## ЗАДАНИЯ
[1] Как, согласно отрывку о Ставке в 1915 году, генерал А. И. Спиридович охарактеризовал Николая Николаевича?
[2] Перечислите в порядке появления всех людей, которых отрывок о Ставке в 1915 году называет с инициалами.

## ПРЕДЛОЖЕННЫЙ ОТРЫВОК
####

В 1915 г. стены крепости еще крепко стояли, но гарнизон уже начинал нервничать. Прежде всего, нервничал комендант. Верховный главнокомандующий был весьма далек от идеала полководца, описанного его более удачливым противником: «На полководца рушится многое, и он должен иметь крепкие нервы. Непосвященный человек слишком легко начинает представлять себе, что на войне идет все так, как будто решается арифметическая задача с определенными данными. Но война представляет собой все что угодно, только не математическую задачу. Война есть двусторонняя борьба могучих и неведомых физических и духовных сил, и она становится тем труднее, чем больше превосходство сил противника над нашими. Война – работа с людьми различного характера и мыслящих по-своему. Только воля полководца образует неподвижный полюс»106. Создать такой полюс воля Верховного главнокомандующего не могла. «Николай Николаевич, – отмечал генерал А. И. Спиридович, – был величина декоративная, а не деловая»107. Между тем чрезвычайно тяжелое положение, в котором оказались русские армии, требовало отнюдь не декоративного руководителя. Во время Великого отступления 1915 г. Верховный главнокомандующий часто терялся, поддаваясь настроению момента. Штаб тоже не знал, что делать, ссылаясь на недостаток снарядов и оружия.

«При таких условиях инициатива не перейдет в наши руки и не может перейти. – сообщал С. Д. Сазонову князь И. А. Кудашев из Барановичей 31 мая (13 июня) 1915 г., – как мне сказал на днях Данилов, стратегия может быть теперь совсем упразднена, так как мы ничего предпринять не можем. Единственным занятием наших войск может быть – отбиваться чем можем, как можем и где можем. Надежда только на утомление самих германцев, на случай и на Св. Николая Чудотворца»108. Через месяц после этого начальник штаба Ставки все свои надежды связывал с оставлением Варшавы и сокращением фронта: «А там, как выражается Янушкевич, что Бог пошлет»109. Ставка опасалась высоких потерь, которые несли плохо обученные войска. «Если так будет продолжаться, – писал один из ее сотрудников, – то наша армия представит из себя не что иное, как одетую в военную форму плохо вооруженную толпу»110. Уже в декабре 1914 г. начальник штаба Верховного главнокомандующего генерал Н. Н. Янушкевич жаловался В. А. Сухомлинову на рост пораженческих настроений на фронте: «Много людей без сапог отмораживают ноги, без полушубков или телогреек начинают сильно простуживаться. В результате там, где перебиты офицеры, начались массовые сдачи в плен, иногда по инициативе прапорщиков. «Чего нам дохнуть голодными и холодными, без сапог, артиллерия молчит, а нас бьют, как куропаток. У немцев лучше. Идем»111.

####

## ЗАПИСИ ДАННЫХ
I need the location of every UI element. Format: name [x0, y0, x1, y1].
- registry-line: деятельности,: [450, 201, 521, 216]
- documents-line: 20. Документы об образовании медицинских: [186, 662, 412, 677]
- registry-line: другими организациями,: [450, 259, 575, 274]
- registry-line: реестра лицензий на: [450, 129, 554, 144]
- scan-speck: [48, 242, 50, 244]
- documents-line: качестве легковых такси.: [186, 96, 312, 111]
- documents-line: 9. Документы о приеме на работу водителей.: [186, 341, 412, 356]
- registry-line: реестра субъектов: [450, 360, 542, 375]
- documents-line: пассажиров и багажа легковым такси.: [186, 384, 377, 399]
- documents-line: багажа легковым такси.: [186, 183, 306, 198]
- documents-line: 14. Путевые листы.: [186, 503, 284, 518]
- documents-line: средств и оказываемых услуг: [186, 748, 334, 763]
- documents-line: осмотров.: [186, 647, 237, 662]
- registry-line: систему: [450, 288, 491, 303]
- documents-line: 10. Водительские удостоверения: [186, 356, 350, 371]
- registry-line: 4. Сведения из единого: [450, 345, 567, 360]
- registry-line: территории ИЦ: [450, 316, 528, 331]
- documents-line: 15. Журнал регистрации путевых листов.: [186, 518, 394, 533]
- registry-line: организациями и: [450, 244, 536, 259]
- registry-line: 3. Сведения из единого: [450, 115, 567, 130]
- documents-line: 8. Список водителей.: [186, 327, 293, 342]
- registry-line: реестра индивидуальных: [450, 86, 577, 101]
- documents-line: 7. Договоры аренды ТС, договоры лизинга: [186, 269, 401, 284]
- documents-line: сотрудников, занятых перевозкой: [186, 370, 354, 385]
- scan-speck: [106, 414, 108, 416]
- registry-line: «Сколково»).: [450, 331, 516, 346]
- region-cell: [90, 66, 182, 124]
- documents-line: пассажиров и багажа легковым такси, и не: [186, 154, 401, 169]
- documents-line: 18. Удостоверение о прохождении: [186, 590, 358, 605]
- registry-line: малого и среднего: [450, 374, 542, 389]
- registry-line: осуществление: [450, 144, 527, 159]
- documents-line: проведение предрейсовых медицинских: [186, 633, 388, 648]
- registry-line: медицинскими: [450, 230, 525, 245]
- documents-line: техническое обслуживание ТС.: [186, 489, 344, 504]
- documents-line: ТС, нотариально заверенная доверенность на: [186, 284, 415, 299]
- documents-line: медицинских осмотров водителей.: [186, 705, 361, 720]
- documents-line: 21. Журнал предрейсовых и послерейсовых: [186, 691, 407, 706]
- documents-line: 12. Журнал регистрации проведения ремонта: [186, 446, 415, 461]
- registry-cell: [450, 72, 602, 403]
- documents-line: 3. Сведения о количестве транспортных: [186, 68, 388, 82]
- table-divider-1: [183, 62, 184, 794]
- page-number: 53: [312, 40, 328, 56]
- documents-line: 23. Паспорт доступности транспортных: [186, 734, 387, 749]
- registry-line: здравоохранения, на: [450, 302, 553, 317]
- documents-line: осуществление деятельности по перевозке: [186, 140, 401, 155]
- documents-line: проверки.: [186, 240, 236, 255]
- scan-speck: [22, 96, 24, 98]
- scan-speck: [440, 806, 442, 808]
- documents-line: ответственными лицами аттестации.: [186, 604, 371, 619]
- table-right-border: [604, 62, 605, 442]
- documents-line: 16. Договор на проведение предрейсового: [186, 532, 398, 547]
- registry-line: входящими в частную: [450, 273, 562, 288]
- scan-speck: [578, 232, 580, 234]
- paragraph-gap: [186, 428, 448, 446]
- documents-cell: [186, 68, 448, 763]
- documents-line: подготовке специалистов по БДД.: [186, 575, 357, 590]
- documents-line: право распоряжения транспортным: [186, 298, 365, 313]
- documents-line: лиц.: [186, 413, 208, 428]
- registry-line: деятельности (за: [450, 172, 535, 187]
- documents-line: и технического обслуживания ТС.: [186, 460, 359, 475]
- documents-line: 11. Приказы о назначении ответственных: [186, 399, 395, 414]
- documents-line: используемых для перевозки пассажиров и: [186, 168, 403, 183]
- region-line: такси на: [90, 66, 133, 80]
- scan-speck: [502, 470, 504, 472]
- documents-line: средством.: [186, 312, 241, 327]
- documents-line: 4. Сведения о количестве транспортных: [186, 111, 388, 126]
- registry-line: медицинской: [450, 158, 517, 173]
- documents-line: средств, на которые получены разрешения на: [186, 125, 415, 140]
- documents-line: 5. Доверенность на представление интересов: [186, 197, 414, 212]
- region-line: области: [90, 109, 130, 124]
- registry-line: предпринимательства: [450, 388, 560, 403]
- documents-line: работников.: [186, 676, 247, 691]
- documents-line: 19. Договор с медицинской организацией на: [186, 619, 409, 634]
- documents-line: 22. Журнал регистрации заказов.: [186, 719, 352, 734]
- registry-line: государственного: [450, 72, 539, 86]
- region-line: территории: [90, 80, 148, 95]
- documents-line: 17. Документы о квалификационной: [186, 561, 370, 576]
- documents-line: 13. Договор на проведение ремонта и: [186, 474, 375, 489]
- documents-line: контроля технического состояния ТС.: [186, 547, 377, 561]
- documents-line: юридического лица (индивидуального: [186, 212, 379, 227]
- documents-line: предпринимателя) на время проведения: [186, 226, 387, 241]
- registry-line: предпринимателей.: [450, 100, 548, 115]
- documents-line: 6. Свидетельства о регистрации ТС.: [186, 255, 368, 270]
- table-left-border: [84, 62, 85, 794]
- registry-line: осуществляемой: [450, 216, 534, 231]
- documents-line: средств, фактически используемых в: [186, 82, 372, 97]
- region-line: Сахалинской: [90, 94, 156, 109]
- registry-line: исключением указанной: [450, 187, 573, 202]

####

## РАЗОБРАННЫЕ РЕШЕНИЯ
[1] Как величину декоративную, а не деловую.

[2] А. И. Спиридович, С. Д. Сазонов, И. А. Кудашев, Н. Н. Янушкевич, В. А. Сухомлинов.